• _What this task involves_:
Return all lines with the word "Europe" in them.
━━━ Dataset excerpts ━━━
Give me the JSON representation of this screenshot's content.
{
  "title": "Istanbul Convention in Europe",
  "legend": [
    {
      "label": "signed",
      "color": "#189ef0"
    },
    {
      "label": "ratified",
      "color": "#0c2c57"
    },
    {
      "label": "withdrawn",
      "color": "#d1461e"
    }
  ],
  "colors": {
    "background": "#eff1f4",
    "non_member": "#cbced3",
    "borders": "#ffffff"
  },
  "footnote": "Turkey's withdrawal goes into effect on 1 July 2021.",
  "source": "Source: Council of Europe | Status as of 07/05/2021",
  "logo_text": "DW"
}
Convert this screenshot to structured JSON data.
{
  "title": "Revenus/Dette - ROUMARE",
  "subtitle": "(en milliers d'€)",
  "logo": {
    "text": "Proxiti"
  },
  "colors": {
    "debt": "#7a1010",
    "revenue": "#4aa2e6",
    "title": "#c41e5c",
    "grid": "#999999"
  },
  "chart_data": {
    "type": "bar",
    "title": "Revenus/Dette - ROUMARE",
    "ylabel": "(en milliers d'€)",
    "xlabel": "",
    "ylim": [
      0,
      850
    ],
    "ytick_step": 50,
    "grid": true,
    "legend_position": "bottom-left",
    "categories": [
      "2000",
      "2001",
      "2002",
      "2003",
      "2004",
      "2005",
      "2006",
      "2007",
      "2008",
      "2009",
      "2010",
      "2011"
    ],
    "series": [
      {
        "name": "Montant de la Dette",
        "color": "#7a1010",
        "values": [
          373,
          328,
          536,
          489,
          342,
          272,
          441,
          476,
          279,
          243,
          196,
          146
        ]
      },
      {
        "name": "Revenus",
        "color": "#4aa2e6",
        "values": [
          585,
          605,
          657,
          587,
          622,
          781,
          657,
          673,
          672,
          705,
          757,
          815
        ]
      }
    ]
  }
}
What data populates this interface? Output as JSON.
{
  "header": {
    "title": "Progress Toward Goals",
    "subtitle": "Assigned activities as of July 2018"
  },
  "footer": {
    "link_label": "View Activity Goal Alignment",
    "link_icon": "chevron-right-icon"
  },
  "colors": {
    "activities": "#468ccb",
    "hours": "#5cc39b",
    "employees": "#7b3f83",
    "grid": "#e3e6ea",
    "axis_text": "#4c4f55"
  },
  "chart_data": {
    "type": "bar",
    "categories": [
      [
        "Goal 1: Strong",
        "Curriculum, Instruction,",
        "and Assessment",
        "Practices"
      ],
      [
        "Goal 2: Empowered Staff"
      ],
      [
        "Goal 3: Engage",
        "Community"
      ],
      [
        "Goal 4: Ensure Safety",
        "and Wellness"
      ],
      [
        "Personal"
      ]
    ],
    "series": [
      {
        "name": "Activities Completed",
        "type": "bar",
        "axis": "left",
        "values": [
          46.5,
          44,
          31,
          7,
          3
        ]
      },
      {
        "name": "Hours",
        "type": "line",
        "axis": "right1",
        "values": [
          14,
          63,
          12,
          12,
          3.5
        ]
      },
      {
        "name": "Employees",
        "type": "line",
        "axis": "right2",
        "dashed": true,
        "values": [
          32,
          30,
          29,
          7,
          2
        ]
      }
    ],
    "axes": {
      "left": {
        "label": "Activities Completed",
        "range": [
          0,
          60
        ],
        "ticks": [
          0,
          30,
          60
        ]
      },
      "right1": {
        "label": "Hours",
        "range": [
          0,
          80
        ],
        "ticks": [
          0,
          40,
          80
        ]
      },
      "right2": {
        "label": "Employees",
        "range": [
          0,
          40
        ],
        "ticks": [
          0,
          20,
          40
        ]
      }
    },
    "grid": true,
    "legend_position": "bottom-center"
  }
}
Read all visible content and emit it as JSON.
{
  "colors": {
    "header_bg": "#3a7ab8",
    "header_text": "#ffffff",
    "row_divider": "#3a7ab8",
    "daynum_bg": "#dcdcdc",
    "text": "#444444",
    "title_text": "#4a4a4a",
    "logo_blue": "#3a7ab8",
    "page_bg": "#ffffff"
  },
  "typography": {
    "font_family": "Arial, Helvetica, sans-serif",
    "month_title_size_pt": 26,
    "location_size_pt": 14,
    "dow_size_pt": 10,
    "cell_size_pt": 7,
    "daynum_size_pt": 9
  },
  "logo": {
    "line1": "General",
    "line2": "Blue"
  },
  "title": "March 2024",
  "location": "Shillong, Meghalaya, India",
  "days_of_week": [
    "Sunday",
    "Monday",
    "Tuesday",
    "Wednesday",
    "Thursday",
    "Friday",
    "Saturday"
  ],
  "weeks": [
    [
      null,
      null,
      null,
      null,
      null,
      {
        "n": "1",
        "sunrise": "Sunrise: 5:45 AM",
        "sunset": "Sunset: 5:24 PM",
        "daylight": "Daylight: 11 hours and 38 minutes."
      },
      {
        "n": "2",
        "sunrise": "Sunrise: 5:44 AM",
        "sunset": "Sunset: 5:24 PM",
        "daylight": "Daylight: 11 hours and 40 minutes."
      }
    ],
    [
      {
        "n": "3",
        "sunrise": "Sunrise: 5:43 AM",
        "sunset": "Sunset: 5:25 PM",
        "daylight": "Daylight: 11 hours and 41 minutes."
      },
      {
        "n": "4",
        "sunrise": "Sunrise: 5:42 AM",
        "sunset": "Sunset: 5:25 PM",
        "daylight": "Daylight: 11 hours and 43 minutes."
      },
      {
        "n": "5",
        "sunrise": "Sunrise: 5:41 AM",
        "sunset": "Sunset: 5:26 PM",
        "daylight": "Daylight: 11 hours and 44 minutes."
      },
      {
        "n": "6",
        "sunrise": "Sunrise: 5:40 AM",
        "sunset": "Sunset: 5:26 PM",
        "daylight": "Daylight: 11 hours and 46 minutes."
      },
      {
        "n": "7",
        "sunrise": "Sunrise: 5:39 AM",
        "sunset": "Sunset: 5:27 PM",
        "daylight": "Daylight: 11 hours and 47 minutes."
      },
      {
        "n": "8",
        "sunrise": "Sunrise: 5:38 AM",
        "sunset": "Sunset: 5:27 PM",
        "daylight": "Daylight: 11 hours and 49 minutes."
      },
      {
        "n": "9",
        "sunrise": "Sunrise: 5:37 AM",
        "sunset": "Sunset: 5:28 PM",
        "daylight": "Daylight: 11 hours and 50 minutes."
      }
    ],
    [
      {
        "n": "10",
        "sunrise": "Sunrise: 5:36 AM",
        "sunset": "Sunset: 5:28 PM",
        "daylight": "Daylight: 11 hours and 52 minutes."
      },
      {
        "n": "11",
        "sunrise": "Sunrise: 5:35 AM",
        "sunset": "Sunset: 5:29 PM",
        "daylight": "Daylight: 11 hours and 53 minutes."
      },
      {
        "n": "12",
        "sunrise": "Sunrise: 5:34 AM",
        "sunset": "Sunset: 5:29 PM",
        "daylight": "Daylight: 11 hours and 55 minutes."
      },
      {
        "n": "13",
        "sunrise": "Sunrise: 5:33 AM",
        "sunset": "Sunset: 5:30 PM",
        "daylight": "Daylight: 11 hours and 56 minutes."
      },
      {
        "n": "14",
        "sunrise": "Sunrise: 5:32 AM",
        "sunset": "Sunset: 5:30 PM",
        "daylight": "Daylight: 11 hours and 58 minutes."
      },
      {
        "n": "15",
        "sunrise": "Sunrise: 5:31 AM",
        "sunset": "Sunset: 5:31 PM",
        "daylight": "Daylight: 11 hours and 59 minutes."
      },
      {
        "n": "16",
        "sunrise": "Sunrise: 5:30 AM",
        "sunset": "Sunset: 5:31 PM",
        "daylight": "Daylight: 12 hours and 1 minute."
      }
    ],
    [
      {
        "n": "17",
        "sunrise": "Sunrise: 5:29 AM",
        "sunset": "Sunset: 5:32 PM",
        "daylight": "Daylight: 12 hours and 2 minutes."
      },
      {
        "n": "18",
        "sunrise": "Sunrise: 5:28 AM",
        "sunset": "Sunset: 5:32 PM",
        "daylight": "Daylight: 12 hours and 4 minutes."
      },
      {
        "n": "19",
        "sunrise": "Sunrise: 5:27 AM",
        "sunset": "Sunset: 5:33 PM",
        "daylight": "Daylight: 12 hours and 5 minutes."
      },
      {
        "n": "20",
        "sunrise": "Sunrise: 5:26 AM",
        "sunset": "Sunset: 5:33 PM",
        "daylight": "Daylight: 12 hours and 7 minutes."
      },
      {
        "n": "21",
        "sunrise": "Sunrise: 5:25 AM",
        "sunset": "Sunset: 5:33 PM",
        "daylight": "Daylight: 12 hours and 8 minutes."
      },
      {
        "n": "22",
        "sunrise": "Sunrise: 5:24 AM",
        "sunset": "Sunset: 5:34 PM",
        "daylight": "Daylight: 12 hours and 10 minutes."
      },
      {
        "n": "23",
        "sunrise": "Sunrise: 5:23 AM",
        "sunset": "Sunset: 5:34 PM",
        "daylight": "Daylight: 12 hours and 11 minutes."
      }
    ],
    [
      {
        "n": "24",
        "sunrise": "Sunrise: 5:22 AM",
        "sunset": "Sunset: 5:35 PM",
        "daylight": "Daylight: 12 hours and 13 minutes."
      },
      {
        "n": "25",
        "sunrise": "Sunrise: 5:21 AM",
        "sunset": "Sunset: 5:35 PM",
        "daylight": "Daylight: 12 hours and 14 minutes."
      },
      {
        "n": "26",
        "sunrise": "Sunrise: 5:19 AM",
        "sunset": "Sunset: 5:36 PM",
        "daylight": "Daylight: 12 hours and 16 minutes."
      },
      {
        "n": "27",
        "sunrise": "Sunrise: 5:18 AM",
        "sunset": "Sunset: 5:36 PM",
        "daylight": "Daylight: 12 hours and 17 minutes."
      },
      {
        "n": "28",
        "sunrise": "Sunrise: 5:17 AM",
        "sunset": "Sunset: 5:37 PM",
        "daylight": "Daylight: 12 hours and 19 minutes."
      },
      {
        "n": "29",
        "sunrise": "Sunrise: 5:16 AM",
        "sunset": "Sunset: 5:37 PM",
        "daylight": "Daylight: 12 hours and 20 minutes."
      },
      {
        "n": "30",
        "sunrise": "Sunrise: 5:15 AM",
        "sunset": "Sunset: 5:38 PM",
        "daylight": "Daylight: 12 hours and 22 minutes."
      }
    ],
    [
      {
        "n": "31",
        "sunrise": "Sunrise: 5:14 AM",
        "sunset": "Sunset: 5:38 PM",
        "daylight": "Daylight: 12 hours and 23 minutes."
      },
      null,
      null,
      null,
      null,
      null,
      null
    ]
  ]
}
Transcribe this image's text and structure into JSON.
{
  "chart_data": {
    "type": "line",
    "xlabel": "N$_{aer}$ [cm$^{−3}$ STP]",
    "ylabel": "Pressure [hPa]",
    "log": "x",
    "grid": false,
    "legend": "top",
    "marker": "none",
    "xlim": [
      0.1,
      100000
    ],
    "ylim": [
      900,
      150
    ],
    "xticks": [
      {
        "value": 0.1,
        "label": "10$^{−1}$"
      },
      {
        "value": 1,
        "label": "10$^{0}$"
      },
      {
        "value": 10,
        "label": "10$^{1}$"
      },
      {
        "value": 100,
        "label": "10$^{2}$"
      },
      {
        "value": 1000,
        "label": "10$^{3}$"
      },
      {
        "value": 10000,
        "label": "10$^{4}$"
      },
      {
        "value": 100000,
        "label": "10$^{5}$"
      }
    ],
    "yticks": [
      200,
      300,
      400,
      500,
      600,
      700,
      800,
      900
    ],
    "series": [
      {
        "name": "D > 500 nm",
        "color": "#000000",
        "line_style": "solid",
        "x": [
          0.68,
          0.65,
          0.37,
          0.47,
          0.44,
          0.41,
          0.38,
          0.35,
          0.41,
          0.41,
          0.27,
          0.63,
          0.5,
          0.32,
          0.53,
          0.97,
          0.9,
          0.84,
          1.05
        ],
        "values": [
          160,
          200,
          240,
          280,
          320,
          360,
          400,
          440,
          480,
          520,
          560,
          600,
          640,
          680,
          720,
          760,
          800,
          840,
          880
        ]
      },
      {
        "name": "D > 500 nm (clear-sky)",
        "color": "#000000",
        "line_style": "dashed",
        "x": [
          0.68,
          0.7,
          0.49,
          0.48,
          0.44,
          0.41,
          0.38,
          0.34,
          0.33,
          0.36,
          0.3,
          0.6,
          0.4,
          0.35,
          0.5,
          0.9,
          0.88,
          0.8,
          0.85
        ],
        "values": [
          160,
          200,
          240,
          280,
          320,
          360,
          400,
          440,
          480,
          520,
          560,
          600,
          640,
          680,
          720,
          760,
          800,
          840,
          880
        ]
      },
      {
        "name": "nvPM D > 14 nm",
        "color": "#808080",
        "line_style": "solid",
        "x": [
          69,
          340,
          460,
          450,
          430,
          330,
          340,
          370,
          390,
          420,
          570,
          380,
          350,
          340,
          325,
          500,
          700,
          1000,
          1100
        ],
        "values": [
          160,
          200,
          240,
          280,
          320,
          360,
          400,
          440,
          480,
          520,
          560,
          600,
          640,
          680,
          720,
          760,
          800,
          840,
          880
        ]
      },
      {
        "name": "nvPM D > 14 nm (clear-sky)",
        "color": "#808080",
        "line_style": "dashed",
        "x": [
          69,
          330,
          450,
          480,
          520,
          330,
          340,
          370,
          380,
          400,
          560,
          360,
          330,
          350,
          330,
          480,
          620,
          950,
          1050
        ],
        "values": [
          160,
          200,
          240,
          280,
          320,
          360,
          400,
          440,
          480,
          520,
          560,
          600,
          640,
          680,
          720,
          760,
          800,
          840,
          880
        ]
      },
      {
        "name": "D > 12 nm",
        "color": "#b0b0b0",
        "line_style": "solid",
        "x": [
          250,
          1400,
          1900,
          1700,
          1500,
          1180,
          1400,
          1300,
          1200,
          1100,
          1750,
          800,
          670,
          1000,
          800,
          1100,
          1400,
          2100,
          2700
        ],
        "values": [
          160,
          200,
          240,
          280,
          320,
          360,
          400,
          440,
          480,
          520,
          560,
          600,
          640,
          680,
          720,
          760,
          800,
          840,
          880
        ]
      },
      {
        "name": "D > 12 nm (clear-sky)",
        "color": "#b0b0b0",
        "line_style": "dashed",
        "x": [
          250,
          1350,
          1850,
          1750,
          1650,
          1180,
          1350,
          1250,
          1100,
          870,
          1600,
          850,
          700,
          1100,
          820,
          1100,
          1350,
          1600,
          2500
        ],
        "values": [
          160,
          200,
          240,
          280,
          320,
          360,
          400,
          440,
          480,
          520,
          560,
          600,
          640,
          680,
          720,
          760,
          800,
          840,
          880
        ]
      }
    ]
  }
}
━━━
• _Reply_:
  "title": "Istanbul Convention in Europe",
  "source": "Source: Council of Europe | Status as of 07/05/2021",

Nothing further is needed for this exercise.